> _What the task requires_:
Copy out all of the material exactly as presented.

━━ Supplied records

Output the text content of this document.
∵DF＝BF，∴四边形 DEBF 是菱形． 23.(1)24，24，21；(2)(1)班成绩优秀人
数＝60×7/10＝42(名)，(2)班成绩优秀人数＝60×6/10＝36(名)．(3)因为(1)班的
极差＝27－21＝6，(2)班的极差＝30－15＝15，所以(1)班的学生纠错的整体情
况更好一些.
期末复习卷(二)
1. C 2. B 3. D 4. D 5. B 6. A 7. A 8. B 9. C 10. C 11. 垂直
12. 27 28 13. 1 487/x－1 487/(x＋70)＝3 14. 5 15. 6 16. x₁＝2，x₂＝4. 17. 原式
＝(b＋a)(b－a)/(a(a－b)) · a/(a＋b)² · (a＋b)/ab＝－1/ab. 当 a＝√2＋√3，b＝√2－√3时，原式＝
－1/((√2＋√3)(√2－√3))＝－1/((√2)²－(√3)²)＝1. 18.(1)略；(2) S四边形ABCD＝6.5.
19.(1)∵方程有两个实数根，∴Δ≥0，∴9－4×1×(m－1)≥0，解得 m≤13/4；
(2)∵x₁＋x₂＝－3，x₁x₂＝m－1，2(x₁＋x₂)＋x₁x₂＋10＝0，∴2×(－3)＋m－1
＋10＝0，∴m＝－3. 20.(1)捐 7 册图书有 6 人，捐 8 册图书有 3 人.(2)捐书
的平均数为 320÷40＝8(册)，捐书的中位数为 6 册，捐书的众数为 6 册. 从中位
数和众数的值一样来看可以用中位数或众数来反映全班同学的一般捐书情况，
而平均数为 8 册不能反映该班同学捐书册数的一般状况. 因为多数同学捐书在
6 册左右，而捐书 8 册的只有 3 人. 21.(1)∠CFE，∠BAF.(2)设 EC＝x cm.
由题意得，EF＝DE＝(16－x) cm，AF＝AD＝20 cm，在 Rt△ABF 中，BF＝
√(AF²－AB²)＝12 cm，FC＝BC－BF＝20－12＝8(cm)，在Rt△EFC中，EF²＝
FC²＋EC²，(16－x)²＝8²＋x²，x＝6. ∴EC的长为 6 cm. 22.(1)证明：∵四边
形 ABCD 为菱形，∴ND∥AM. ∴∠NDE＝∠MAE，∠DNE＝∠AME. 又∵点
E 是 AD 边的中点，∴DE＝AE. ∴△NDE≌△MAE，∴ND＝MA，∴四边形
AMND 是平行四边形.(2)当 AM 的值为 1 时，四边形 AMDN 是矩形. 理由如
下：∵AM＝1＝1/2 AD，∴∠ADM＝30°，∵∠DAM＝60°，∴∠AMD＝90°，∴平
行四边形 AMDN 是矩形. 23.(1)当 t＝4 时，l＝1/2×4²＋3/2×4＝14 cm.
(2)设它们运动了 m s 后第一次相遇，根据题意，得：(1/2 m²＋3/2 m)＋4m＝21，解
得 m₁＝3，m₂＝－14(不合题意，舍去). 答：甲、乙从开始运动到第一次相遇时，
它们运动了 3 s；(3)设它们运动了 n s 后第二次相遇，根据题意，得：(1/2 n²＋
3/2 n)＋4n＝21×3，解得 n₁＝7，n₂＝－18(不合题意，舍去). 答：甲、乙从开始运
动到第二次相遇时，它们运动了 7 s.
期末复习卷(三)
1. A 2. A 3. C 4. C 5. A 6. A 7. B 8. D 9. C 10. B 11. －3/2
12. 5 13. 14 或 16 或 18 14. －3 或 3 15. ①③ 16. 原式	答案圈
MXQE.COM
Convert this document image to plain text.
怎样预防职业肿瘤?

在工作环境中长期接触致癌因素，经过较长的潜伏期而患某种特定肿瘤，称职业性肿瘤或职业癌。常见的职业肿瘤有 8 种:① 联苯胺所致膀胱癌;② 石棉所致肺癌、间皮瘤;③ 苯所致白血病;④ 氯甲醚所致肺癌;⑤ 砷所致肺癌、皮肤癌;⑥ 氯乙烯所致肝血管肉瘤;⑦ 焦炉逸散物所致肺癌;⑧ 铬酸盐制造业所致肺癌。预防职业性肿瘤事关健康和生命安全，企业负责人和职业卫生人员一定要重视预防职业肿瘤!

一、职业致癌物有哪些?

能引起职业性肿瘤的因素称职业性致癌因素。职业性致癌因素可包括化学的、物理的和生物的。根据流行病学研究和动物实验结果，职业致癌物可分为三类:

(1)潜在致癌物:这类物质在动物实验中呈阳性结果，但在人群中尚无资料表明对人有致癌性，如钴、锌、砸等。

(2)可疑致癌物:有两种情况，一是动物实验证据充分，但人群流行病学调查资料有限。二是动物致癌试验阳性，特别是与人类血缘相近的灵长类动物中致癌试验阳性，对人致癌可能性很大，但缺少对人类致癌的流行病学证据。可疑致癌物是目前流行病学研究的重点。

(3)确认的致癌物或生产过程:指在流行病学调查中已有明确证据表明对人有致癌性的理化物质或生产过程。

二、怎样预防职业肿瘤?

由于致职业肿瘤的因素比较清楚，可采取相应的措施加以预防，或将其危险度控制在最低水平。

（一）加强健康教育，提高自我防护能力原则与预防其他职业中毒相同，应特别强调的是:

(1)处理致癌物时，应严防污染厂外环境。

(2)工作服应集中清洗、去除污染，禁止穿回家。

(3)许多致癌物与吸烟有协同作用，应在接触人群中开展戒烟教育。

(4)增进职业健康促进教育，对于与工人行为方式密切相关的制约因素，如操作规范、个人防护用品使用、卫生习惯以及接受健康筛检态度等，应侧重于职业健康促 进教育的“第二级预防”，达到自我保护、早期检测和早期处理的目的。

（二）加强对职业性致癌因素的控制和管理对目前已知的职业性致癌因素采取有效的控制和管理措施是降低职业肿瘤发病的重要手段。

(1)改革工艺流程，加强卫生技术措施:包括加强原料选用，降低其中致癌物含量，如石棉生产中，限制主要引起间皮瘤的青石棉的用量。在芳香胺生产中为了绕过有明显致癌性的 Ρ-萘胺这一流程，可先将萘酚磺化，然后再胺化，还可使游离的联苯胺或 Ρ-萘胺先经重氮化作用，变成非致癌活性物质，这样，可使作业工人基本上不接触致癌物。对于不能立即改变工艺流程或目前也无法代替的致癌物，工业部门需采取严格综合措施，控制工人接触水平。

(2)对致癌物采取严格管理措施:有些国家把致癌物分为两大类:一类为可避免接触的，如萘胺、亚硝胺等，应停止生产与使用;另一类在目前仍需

━━━━

> _Right answer_:
Output the text content of this document.
∵DF＝BF，∴四边形 DEBF 是菱形． 23.(1)24，24，21；(2)(1)班成绩优秀人
数＝60×7/10＝42(名)，(2)班成绩优秀人数＝60×6/10＝36(名)．(3)因为(1)班的
极差＝27－21＝6，(2)班的极差＝30－15＝15，所以(1)班的学生纠错的整体情
况更好一些.
期末复习卷(二)
1. C 2. B 3. D 4. D 5. B 6. A 7. A 8. B 9. C 10. C 11. 垂直
12. 27 28 13. 1 487/x－1 487/(x＋70)＝3 14. 5 15. 6 16. x₁＝2，x₂＝4. 17. 原式
＝(b＋a)(b－a)/(a(a－b)) · a/(a＋b)² · (a＋b)/ab＝－1/ab. 当 a＝√2＋√3，b＝√2－√3时，原式＝
－1/((√2＋√3)(√2－√3))＝－1/((√2)²－(√3)²)＝1. 18.(1)略；(2) S四边形ABCD＝6.5.
19.(1)∵方程有两个实数根，∴Δ≥0，∴9－4×1×(m－1)≥0，解得 m≤13/4；
(2)∵x₁＋x₂＝－3，x₁x₂＝m－1，2(x₁＋x₂)＋x₁x₂＋10＝0，∴2×(－3)＋m－1
＋10＝0，∴m＝－3. 20.(1)捐 7 册图书有 6 人，捐 8 册图书有 3 人.(2)捐书
的平均数为 320÷40＝8(册)，捐书的中位数为 6 册，捐书的众数为 6 册. 从中位
数和众数的值一样来看可以用中位数或众数来反映全班同学的一般捐书情况，
而平均数为 8 册不能反映该班同学捐书册数的一般状况. 因为多数同学捐书在
6 册左右，而捐书 8 册的只有 3 人. 21.(1)∠CFE，∠BAF.(2)设 EC＝x cm.
由题意得，EF＝DE＝(16－x) cm，AF＝AD＝20 cm，在 Rt△ABF 中，BF＝
√(AF²－AB²)＝12 cm，FC＝BC－BF＝20－12＝8(cm)，在Rt△EFC中，EF²＝
FC²＋EC²，(16－x)²＝8²＋x²，x＝6. ∴EC的长为 6 cm. 22.(1)证明：∵四边
形 ABCD 为菱形，∴ND∥AM. ∴∠NDE＝∠MAE，∠DNE＝∠AME. 又∵点
E 是 AD 边的中点，∴DE＝AE. ∴△NDE≌△MAE，∴ND＝MA，∴四边形
AMND 是平行四边形.(2)当 AM 的值为 1 时，四边形 AMDN 是矩形. 理由如
下：∵AM＝1＝1/2 AD，∴∠ADM＝30°，∵∠DAM＝60°，∴∠AMD＝90°，∴平
行四边形 AMDN 是矩形. 23.(1)当 t＝4 时，l＝1/2×4²＋3/2×4＝14 cm.
(2)设它们运动了 m s 后第一次相遇，根据题意，得：(1/2 m²＋3/2 m)＋4m＝21，解
得 m₁＝3，m₂＝－14(不合题意，舍去). 答：甲、乙从开始运动到第一次相遇时，
它们运动了 3 s；(3)设它们运动了 n s 后第二次相遇，根据题意，得：(1/2 n²＋
3/2 n)＋4n＝21×3，解得 n₁＝7，n₂＝－18(不合题意，舍去). 答：甲、乙从开始运
动到第二次相遇时，它们运动了 7 s.
期末复习卷(三)
1. A 2. A 3. C 4. C 5. A 6. A 7. B 8. D 9. C 10. B 11. －3/2
12. 5 13. 14 或 16 或 18 14. －3 或 3 15. ①③ 16. 原式	答案圈
MXQE.COM
Convert this document image to plain text.
怎样预防职业肿瘤?

在工作环境中长期接触致癌因素，经过较长的潜伏期而患某种特定肿瘤，称职业性肿瘤或职业癌。常见的职业肿瘤有 8 种:① 联苯胺所致膀胱癌;② 石棉所致肺癌、间皮瘤;③ 苯所致白血病;④ 氯甲醚所致肺癌;⑤ 砷所致肺癌、皮肤癌;⑥ 氯乙烯所致肝血管肉瘤;⑦ 焦炉逸散物所致肺癌;⑧ 铬酸盐制造业所致肺癌。预防职业性肿瘤事关健康和生命安全，企业负责人和职业卫生人员一定要重视预防职业肿瘤!

一、职业致癌物有哪些?

能引起职业性肿瘤的因素称职业性致癌因素。职业性致癌因素可包括化学的、物理的和生物的。根据流行病学研究和动物实验结果，职业致癌物可分为三类:

(1)潜在致癌物:这类物质在动物实验中呈阳性结果，但在人群中尚无资料表明对人有致癌性，如钴、锌、砸等。

(2)可疑致癌物:有两种情况，一是动物实验证据充分，但人群流行病学调查资料有限。二是动物致癌试验阳性，特别是与人类血缘相近的灵长类动物中致癌试验阳性，对人致癌可能性很大，但缺少对人类致癌的流行病学证据。可疑致癌物是目前流行病学研究的重点。

(3)确认的致癌物或生产过程:指在流行病学调查中已有明确证据表明对人有致癌性的理化物质或生产过程。

二、怎样预防职业肿瘤?

由于致职业肿瘤的因素比较清楚，可采取相应的措施加以预防，或将其危险度控制在最低水平。

（一）加强健康教育，提高自我防护能力原则与预防其他职业中毒相同，应特别强调的是:

(1)处理致癌物时，应严防污染厂外环境。

(2)工作服应集中清洗、去除污染，禁止穿回家。

(3)许多致癌物与吸烟有协同作用，应在接触人群中开展戒烟教育。

(4)增进职业健康促进教育，对于与工人行为方式密切相关的制约因素，如操作规范、个人防护用品使用、卫生习惯以及接受健康筛检态度等，应侧重于职业健康促 进教育的“第二级预防”，达到自我保护、早期检测和早期处理的目的。

（二）加强对职业性致癌因素的控制和管理对目前已知的职业性致癌因素采取有效的控制和管理措施是降低职业肿瘤发病的重要手段。

(1)改革工艺流程，加强卫生技术措施:包括加强原料选用，降低其中致癌物含量，如石棉生产中，限制主要引起间皮瘤的青石棉的用量。在芳香胺生产中为了绕过有明显致癌性的 Ρ-萘胺这一流程，可先将萘酚磺化，然后再胺化，还可使游离的联苯胺或 Ρ-萘胺先经重氮化作用，变成非致癌活性物质，这样，可使作业工人基本上不接触致癌物。对于不能立即改变工艺流程或目前也无法代替的致癌物，工业部门需采取严格综合措施，控制工人接触水平。

(2)对致癌物采取严格管理措施:有些国家把致癌物分为两大类:一类为可避免接触的，如萘胺、亚硝胺等，应停止生产与使用;另一类在目前仍需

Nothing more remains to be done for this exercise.